Recorded data:
##############################
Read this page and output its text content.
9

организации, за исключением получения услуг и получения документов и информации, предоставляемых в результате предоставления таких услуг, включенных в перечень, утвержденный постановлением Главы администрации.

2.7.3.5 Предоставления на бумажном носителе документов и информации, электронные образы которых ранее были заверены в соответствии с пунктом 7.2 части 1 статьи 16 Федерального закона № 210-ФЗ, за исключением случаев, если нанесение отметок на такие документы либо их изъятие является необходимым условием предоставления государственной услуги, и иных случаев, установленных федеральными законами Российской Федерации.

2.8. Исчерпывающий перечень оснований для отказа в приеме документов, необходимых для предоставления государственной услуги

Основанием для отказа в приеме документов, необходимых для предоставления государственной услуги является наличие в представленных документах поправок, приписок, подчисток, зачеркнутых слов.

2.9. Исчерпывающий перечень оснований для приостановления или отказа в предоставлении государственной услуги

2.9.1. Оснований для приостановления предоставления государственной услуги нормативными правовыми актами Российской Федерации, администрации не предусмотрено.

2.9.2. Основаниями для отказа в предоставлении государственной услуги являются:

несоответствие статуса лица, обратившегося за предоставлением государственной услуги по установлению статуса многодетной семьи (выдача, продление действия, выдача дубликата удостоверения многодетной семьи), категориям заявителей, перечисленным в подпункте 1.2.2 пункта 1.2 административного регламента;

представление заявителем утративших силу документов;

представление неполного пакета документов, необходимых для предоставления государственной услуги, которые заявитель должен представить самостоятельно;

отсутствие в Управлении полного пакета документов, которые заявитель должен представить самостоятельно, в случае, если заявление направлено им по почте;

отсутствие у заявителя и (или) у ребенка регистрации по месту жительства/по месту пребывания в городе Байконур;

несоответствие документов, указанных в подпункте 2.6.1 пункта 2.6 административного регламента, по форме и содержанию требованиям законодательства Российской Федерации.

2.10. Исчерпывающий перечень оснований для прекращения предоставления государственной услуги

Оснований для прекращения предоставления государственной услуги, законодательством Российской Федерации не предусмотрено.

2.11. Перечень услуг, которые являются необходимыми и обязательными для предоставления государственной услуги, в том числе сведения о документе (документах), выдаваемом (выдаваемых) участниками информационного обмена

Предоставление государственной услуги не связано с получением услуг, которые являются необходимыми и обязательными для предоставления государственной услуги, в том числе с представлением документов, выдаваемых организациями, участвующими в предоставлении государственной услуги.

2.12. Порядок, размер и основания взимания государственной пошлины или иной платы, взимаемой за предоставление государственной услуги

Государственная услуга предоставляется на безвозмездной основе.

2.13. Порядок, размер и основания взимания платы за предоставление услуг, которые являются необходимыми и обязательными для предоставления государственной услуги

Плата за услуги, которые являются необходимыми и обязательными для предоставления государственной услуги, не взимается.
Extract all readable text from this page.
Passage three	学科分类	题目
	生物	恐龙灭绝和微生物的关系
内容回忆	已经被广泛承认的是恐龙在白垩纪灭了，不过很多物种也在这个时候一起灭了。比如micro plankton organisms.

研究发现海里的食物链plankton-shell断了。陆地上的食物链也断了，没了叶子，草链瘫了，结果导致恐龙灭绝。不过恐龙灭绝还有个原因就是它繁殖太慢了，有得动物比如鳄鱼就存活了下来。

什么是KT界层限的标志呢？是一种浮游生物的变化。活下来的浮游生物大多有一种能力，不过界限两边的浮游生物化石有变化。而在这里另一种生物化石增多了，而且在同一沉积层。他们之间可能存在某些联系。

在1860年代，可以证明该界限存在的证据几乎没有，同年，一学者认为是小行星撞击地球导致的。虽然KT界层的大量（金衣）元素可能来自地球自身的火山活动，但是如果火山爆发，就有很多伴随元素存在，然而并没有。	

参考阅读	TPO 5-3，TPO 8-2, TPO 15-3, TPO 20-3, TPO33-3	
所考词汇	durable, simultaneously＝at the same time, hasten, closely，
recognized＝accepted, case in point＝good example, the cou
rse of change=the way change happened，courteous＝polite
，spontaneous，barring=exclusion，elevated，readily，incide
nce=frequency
##############################
▸ **Task prompt**: Begin at the line containing "Extract all readable text from this page." and reproduce each line through the end of the records above.

▸ **Output for this exercise**:
Extract all readable text from this page.
Passage three	学科分类	题目
	生物	恐龙灭绝和微生物的关系
内容回忆	已经被广泛承认的是恐龙在白垩纪灭了，不过很多物种也在这个时候一起灭了。比如micro plankton organisms.

研究发现海里的食物链plankton-shell断了。陆地上的食物链也断了，没了叶子，草链瘫了，结果导致恐龙灭绝。不过恐龙灭绝还有个原因就是它繁殖太慢了，有得动物比如鳄鱼就存活了下来。

什么是KT界层限的标志呢？是一种浮游生物的变化。活下来的浮游生物大多有一种能力，不过界限两边的浮游生物化石有变化。而在这里另一种生物化石增多了，而且在同一沉积层。他们之间可能存在某些联系。

在1860年代，可以证明该界限存在的证据几乎没有，同年，一学者认为是小行星撞击地球导致的。虽然KT界层的大量（金衣）元素可能来自地球自身的火山活动，但是如果火山爆发，就有很多伴随元素存在，然而并没有。	

参考阅读	TPO 5-3，TPO 8-2, TPO 15-3, TPO 20-3, TPO33-3	
所考词汇	durable, simultaneously＝at the same time, hasten, closely，
recognized＝accepted, case in point＝good example, the cou
rse of change=the way change happened，courteous＝polite
，spontaneous，barring=exclusion，elevated，readily，incide
nce=frequency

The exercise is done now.